◆ Instruction: Write out every entry word for word.

◆ Given data:
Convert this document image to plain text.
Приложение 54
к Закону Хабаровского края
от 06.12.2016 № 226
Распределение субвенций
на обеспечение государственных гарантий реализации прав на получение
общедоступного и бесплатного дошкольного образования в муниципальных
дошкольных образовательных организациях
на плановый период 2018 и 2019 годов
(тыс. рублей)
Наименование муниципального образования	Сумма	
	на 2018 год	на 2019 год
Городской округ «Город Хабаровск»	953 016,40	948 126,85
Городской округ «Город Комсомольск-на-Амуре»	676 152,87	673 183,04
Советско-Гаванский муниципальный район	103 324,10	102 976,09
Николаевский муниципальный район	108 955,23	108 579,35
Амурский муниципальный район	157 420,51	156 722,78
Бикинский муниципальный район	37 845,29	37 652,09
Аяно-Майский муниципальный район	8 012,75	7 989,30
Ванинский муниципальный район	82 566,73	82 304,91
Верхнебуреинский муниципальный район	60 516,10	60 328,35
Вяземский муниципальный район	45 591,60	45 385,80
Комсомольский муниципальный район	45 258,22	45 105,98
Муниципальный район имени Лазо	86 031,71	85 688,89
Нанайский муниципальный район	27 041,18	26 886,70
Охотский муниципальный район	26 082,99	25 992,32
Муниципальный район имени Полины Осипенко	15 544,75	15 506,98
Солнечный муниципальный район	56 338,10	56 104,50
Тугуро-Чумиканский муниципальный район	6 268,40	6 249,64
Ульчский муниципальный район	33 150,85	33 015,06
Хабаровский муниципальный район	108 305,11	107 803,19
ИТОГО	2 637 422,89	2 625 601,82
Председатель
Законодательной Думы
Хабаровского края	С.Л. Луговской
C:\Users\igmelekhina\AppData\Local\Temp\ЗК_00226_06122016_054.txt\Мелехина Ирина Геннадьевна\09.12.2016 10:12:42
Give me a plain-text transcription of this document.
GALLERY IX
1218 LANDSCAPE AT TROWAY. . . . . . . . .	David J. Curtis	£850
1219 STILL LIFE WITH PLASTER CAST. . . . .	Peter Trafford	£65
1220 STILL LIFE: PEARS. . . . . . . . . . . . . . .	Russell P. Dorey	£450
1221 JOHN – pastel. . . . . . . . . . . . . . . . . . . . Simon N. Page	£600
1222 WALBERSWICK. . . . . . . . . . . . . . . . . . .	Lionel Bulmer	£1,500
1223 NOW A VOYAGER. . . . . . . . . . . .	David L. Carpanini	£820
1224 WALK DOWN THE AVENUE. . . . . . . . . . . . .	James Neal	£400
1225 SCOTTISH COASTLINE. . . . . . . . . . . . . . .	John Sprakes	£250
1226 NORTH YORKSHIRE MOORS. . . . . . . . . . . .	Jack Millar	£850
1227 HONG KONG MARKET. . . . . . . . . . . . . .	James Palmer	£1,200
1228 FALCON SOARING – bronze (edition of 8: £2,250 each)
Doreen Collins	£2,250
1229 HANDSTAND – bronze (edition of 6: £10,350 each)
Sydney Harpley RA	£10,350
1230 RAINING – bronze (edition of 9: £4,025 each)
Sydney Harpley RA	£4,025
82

◆ Result for this exercise:
Convert this document image to plain text.
Приложение 54
к Закону Хабаровского края
от 06.12.2016 № 226
Распределение субвенций
на обеспечение государственных гарантий реализации прав на получение
общедоступного и бесплатного дошкольного образования в муниципальных
дошкольных образовательных организациях
на плановый период 2018 и 2019 годов
(тыс. рублей)
Наименование муниципального образования	Сумма	
	на 2018 год	на 2019 год
Городской округ «Город Хабаровск»	953 016,40	948 126,85
Городской округ «Город Комсомольск-на-Амуре»	676 152,87	673 183,04
Советско-Гаванский муниципальный район	103 324,10	102 976,09
Николаевский муниципальный район	108 955,23	108 579,35
Амурский муниципальный район	157 420,51	156 722,78
Бикинский муниципальный район	37 845,29	37 652,09
Аяно-Майский муниципальный район	8 012,75	7 989,30
Ванинский муниципальный район	82 566,73	82 304,91
Верхнебуреинский муниципальный район	60 516,10	60 328,35
Вяземский муниципальный район	45 591,60	45 385,80
Комсомольский муниципальный район	45 258,22	45 105,98
Муниципальный район имени Лазо	86 031,71	85 688,89
Нанайский муниципальный район	27 041,18	26 886,70
Охотский муниципальный район	26 082,99	25 992,32
Муниципальный район имени Полины Осипенко	15 544,75	15 506,98
Солнечный муниципальный район	56 338,10	56 104,50
Тугуро-Чумиканский муниципальный район	6 268,40	6 249,64
Ульчский муниципальный район	33 150,85	33 015,06
Хабаровский муниципальный район	108 305,11	107 803,19
ИТОГО	2 637 422,89	2 625 601,82
Председатель
Законодательной Думы
Хабаровского края	С.Л. Луговской
C:\Users\igmelekhina\AppData\Local\Temp\ЗК_00226_06122016_054.txt\Мелехина Ирина Геннадьевна\09.12.2016 10:12:42
Give me a plain-text transcription of this document.
GALLERY IX
1218 LANDSCAPE AT TROWAY. . . . . . . . .	David J. Curtis	£850
1219 STILL LIFE WITH PLASTER CAST. . . . .	Peter Trafford	£65
1220 STILL LIFE: PEARS. . . . . . . . . . . . . . .	Russell P. Dorey	£450
1221 JOHN – pastel. . . . . . . . . . . . . . . . . . . . Simon N. Page	£600
1222 WALBERSWICK. . . . . . . . . . . . . . . . . . .	Lionel Bulmer	£1,500
1223 NOW A VOYAGER. . . . . . . . . . . .	David L. Carpanini	£820
1224 WALK DOWN THE AVENUE. . . . . . . . . . . . .	James Neal	£400
1225 SCOTTISH COASTLINE. . . . . . . . . . . . . . .	John Sprakes	£250
1226 NORTH YORKSHIRE MOORS. . . . . . . . . . . .	Jack Millar	£850
1227 HONG KONG MARKET. . . . . . . . . . . . . .	James Palmer	£1,200
1228 FALCON SOARING – bronze (edition of 8: £2,250 each)
Doreen Collins	£2,250
1229 HANDSTAND – bronze (edition of 6: £10,350 each)
Sydney Harpley RA	£10,350
1230 RAINING – bronze (edition of 9: £4,025 each)
Sydney Harpley RA	£4,025
82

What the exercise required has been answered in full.